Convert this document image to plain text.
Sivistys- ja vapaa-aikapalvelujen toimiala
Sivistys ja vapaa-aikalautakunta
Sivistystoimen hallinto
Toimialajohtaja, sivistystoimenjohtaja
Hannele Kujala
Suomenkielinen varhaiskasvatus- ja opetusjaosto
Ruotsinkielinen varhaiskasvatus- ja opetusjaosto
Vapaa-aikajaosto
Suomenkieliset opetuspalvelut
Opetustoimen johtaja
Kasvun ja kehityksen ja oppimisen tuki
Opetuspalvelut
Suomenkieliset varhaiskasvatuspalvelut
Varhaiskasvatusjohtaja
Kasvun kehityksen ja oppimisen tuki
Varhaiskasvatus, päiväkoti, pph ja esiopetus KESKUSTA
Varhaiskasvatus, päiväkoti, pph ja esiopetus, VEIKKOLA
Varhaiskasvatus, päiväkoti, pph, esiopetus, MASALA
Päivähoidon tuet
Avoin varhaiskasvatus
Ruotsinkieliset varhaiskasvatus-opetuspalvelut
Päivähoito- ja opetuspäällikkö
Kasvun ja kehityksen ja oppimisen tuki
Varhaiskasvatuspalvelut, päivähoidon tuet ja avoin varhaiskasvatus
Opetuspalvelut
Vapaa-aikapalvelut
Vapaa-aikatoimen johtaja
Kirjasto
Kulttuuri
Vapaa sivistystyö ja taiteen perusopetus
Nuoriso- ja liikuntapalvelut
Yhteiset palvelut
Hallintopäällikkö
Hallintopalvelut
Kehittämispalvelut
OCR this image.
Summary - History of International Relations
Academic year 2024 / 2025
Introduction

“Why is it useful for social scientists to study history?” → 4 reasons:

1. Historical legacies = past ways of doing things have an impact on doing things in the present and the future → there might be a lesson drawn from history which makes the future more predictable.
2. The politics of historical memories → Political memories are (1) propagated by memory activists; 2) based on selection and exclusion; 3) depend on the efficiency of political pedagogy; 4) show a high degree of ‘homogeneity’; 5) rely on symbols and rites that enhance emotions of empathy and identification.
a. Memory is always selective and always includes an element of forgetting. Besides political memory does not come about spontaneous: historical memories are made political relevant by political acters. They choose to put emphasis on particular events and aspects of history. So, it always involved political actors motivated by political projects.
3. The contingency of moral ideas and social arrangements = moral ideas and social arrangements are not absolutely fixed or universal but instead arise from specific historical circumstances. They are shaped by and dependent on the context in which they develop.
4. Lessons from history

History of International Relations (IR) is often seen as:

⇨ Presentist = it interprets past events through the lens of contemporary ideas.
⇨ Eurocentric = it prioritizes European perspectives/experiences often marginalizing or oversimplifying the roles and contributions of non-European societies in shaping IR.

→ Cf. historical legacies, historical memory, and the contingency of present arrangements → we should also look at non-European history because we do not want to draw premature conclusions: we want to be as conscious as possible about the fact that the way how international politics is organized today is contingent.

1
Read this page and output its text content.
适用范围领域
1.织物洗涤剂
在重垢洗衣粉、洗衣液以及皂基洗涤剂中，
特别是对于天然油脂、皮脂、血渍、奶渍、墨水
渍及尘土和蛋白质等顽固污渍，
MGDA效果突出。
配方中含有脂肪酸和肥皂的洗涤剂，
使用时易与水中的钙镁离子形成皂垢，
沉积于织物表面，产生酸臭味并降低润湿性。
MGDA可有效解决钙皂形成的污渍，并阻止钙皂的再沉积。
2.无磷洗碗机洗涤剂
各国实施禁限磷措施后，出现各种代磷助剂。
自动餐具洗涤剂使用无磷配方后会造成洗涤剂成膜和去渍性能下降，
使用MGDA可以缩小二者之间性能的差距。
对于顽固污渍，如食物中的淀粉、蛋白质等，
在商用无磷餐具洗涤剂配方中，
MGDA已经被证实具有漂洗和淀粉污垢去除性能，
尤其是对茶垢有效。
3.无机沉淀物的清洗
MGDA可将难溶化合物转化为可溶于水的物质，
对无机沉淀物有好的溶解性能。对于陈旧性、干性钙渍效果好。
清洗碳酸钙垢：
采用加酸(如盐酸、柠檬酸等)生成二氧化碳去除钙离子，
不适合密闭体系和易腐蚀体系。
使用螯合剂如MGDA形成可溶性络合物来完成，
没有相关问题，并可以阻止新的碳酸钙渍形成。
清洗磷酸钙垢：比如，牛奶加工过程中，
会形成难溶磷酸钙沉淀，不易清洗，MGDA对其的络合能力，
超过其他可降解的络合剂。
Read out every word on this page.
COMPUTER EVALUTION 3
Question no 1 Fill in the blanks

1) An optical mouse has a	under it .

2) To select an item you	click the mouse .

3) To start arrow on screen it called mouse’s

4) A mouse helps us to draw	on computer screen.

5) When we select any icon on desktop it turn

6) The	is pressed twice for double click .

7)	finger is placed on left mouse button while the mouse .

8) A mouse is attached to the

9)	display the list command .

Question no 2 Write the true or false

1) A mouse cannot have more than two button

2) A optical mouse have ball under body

· · · ·

**Aim**
Find the lines with the string "memories" and reproduce them.

**Result below**
2. The politics of historical memories → Political memories are (1) propagated by memory activists; 2) based on selection and exclusion; 3) depend on the efficiency of political pedagogy; 4) show a high degree of ‘homogeneity’; 5) rely on symbols and rites that enhance emotions of empathy and identification.
a. Memory is always selective and always includes an element of forgetting. Besides political memory does not come about spontaneous: historical memories are made political relevant by political acters. They choose to put emphasis on particular events and aspects of history. So, it always involved political actors motivated by political projects.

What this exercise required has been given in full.